Written request
Output each line of the listing below as a numbered list, skipping blank lines and omitting the pictures.

Dataset records
★ ★ ★ ★ ★ ★ ★

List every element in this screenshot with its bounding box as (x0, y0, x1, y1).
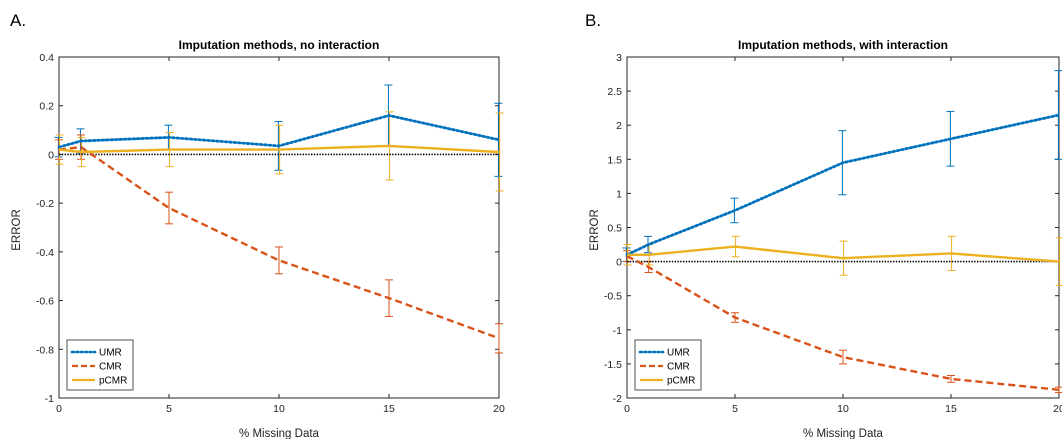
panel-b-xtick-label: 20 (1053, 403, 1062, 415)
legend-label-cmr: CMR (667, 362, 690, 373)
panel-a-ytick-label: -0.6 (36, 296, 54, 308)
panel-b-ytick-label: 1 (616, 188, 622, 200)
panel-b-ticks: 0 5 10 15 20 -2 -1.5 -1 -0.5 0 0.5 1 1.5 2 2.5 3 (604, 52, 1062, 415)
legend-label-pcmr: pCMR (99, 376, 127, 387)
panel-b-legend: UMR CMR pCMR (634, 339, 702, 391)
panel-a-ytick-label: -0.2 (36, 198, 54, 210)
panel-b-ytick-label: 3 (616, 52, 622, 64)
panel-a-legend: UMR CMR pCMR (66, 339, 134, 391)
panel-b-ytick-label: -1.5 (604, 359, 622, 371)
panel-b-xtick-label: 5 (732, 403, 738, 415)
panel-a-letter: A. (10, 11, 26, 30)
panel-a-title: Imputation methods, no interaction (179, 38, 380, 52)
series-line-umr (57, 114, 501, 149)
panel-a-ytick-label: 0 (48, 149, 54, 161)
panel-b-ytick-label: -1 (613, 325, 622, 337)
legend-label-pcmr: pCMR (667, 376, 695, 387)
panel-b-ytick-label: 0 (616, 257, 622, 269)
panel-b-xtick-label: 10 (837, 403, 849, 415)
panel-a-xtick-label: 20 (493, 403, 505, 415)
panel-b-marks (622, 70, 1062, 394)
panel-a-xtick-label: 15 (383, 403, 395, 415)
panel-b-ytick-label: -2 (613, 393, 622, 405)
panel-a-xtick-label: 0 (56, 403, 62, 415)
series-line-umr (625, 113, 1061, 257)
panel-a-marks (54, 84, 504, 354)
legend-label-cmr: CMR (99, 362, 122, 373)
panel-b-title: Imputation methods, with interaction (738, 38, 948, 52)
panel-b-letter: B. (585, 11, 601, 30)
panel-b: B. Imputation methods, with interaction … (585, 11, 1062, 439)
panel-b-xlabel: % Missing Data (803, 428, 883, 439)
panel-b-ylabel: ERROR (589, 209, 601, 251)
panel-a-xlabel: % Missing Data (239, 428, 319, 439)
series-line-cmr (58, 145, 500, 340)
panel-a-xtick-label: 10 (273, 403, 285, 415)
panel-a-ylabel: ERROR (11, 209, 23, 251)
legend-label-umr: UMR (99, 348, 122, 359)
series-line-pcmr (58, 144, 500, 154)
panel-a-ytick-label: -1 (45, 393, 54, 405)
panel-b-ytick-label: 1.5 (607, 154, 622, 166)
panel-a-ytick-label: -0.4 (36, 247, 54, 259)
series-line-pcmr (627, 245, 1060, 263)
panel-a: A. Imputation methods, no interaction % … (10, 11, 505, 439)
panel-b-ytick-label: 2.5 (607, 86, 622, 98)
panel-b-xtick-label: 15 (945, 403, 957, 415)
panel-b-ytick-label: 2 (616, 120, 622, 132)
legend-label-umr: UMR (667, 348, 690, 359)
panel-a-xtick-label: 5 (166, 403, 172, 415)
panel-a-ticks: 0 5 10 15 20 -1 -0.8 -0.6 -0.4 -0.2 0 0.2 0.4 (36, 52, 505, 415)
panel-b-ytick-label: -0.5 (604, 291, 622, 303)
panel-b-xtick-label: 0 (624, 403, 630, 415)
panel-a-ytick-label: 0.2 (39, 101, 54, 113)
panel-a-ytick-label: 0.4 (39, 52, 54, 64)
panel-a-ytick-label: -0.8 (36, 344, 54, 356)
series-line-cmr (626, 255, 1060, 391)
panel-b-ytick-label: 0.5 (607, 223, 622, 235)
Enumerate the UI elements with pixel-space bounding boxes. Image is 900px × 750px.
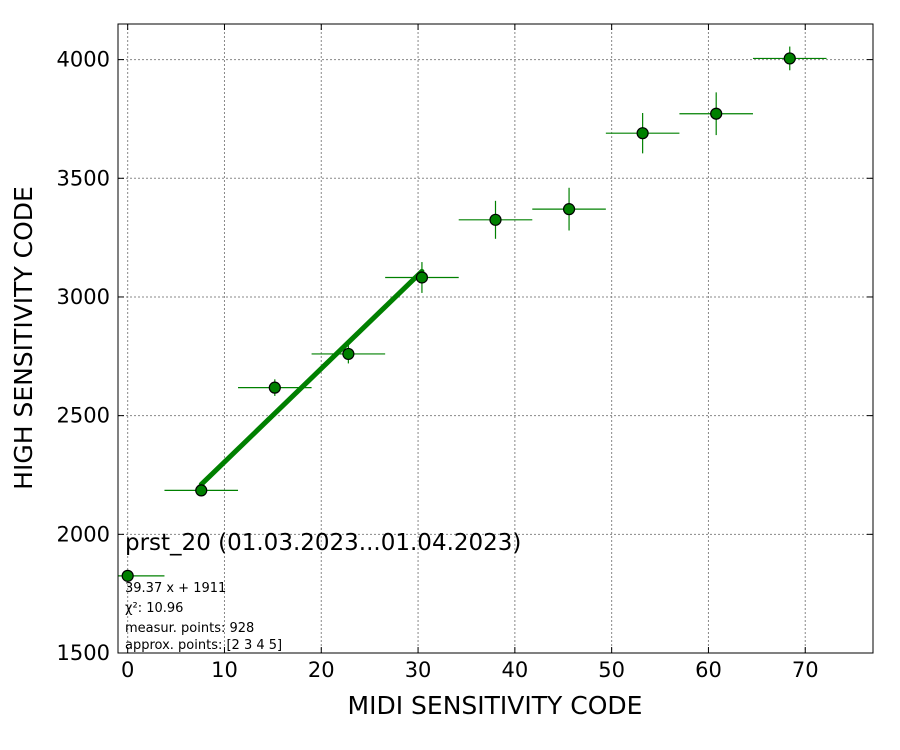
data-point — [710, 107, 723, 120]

★ ★ ★ ★ ★ ★ ★

Response to the task
1. List every element in this screenshot with its bounding box as (x0, y0, x1, y1).
2. panel-b-xtick-label: 20 (1053, 403, 1062, 415)
3. legend-label-cmr: CMR (667, 362, 690, 373)
4. panel-a-ytick-label: -0.6 (36, 296, 54, 308)
5. panel-b-ytick-label: 1 (616, 188, 622, 200)
6. panel-b-ticks: 0 5 10 15 20 -2 -1.5 -1 -0.5 0 0.5 1 1.5 2 2.5 3 (604, 52, 1062, 415)
7. legend-label-pcmr: pCMR (99, 376, 127, 387)
8. panel-b-legend: UMR CMR pCMR (634, 339, 702, 391)
9. panel-a-ytick-label: -0.2 (36, 198, 54, 210)
10. panel-b-ytick-label: 3 (616, 52, 622, 64)
11. panel-a-legend: UMR CMR pCMR (66, 339, 134, 391)
12. panel-b-ytick-label: -1.5 (604, 359, 622, 371)
13. panel-b-xtick-label: 5 (732, 403, 738, 415)
14. panel-a-letter: A. (10, 11, 26, 30)
15. panel-a-title: Imputation methods, no interaction (179, 38, 380, 52)
16. series-line-umr (57, 114, 501, 149)
17. panel-a-ytick-label: 0 (48, 149, 54, 161)
18. panel-b-ytick-label: -1 (613, 325, 622, 337)
19. legend-label-pcmr: pCMR (667, 376, 695, 387)
20. panel-b-ytick-label: 0 (616, 257, 622, 269)
21. panel-b-xtick-label: 10 (837, 403, 849, 415)
22. panel-a-xtick-label: 20 (493, 403, 505, 415)
23. panel-b-marks (622, 70, 1062, 394)
24. panel-a-xtick-label: 15 (383, 403, 395, 415)
25. panel-b-ytick-label: -2 (613, 393, 622, 405)
26. panel-a-xtick-label: 0 (56, 403, 62, 415)
27. series-line-umr (625, 113, 1061, 257)
28. panel-a-marks (54, 84, 504, 354)
29. legend-label-cmr: CMR (99, 362, 122, 373)
30. panel-b-title: Imputation methods, with interaction (738, 38, 948, 52)
31. panel-b-letter: B. (585, 11, 601, 30)
32. panel-b: B. Imputation methods, with interaction … (585, 11, 1062, 439)
33. panel-b-xlabel: % Missing Data (803, 428, 883, 439)
34. panel-b-ylabel: ERROR (589, 209, 601, 251)
35. panel-a-xlabel: % Missing Data (239, 428, 319, 439)
36. series-line-cmr (58, 145, 500, 340)
37. panel-a-xtick-label: 10 (273, 403, 285, 415)
38. panel-a-ylabel: ERROR (11, 209, 23, 251)
39. legend-label-umr: UMR (99, 348, 122, 359)
40. series-line-pcmr (58, 144, 500, 154)
41. panel-a-ytick-label: -1 (45, 393, 54, 405)
42. panel-b-ytick-label: 1.5 (607, 154, 622, 166)
43. panel-a-ytick-label: -0.4 (36, 247, 54, 259)
44. series-line-pcmr (627, 245, 1060, 263)
45. panel-a: A. Imputation methods, no interaction % … (10, 11, 505, 439)
46. panel-b-ytick-label: 2.5 (607, 86, 622, 98)
47. panel-b-xtick-label: 15 (945, 403, 957, 415)
48. panel-b-ytick-label: 2 (616, 120, 622, 132)
49. legend-label-umr: UMR (667, 348, 690, 359)
50. panel-a-xtick-label: 5 (166, 403, 172, 415)
51. panel-a-ticks: 0 5 10 15 20 -1 -0.8 -0.6 -0.4 -0.2 0 0.2 0.4 (36, 52, 505, 415)
52. panel-b-ytick-label: -0.5 (604, 291, 622, 303)
53. panel-b-xtick-label: 0 (624, 403, 630, 415)
54. panel-a-ytick-label: 0.2 (39, 101, 54, 113)
55. panel-a-ytick-label: 0.4 (39, 52, 54, 64)
56. panel-a-ytick-label: -0.8 (36, 344, 54, 356)
57. series-line-cmr (626, 255, 1060, 391)
58. panel-b-ytick-label: 0.5 (607, 223, 622, 235)
59. Enumerate the UI elements with pixel-space bounding boxes. Image is 900px × 750px.
60. data-point — [710, 107, 723, 120]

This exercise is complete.